■ Requirement
Copy out all of the material exactly.

—————

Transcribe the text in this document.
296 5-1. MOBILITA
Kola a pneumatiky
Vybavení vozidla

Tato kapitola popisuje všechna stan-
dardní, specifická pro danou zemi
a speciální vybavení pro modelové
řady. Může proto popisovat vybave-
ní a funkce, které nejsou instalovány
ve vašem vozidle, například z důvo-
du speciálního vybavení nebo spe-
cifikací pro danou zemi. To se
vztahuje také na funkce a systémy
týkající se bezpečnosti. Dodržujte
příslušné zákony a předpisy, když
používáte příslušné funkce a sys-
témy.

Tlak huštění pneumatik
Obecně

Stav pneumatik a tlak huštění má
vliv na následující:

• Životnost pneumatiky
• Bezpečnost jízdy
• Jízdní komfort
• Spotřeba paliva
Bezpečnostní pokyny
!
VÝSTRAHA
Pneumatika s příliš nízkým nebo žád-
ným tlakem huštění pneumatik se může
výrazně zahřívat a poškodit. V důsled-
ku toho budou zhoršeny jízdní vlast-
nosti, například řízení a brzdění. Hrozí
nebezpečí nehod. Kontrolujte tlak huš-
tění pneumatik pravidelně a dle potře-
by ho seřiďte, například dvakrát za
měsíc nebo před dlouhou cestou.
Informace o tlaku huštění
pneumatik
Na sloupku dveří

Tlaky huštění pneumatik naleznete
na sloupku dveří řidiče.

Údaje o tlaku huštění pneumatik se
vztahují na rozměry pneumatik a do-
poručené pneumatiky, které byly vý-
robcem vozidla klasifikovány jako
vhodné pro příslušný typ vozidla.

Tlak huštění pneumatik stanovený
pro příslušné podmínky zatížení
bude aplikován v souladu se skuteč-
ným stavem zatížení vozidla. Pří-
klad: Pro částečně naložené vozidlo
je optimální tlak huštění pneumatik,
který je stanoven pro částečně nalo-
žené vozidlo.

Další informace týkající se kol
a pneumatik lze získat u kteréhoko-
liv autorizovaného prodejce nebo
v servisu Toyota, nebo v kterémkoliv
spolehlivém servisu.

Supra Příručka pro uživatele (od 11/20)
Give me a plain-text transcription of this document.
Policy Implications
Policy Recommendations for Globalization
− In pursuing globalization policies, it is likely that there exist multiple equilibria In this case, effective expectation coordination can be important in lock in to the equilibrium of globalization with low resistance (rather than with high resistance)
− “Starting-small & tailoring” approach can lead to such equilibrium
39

—————

■ Task output
Transcribe the text in this document.
296 5-1. MOBILITA
Kola a pneumatiky
Vybavení vozidla

Tato kapitola popisuje všechna stan-
dardní, specifická pro danou zemi
a speciální vybavení pro modelové
řady. Může proto popisovat vybave-
ní a funkce, které nejsou instalovány
ve vašem vozidle, například z důvo-
du speciálního vybavení nebo spe-
cifikací pro danou zemi. To se
vztahuje také na funkce a systémy
týkající se bezpečnosti. Dodržujte
příslušné zákony a předpisy, když
používáte příslušné funkce a sys-
témy.

Tlak huštění pneumatik
Obecně

Stav pneumatik a tlak huštění má
vliv na následující:

• Životnost pneumatiky
• Bezpečnost jízdy
• Jízdní komfort
• Spotřeba paliva
Bezpečnostní pokyny
!
VÝSTRAHA
Pneumatika s příliš nízkým nebo žád-
ným tlakem huštění pneumatik se může
výrazně zahřívat a poškodit. V důsled-
ku toho budou zhoršeny jízdní vlast-
nosti, například řízení a brzdění. Hrozí
nebezpečí nehod. Kontrolujte tlak huš-
tění pneumatik pravidelně a dle potře-
by ho seřiďte, například dvakrát za
měsíc nebo před dlouhou cestou.
Informace o tlaku huštění
pneumatik
Na sloupku dveří

Tlaky huštění pneumatik naleznete
na sloupku dveří řidiče.

Údaje o tlaku huštění pneumatik se
vztahují na rozměry pneumatik a do-
poručené pneumatiky, které byly vý-
robcem vozidla klasifikovány jako
vhodné pro příslušný typ vozidla.

Tlak huštění pneumatik stanovený
pro příslušné podmínky zatížení
bude aplikován v souladu se skuteč-
ným stavem zatížení vozidla. Pří-
klad: Pro částečně naložené vozidlo
je optimální tlak huštění pneumatik,
který je stanoven pro částečně nalo-
žené vozidlo.

Další informace týkající se kol
a pneumatik lze získat u kteréhoko-
liv autorizovaného prodejce nebo
v servisu Toyota, nebo v kterémkoliv
spolehlivém servisu.

Supra Příručka pro uživatele (od 11/20)
Give me a plain-text transcription of this document.
Policy Implications
Policy Recommendations for Globalization
− In pursuing globalization policies, it is likely that there exist multiple equilibria In this case, effective expectation coordination can be important in lock in to the equilibrium of globalization with low resistance (rather than with high resistance)
− “Starting-small & tailoring” approach can lead to such equilibrium
39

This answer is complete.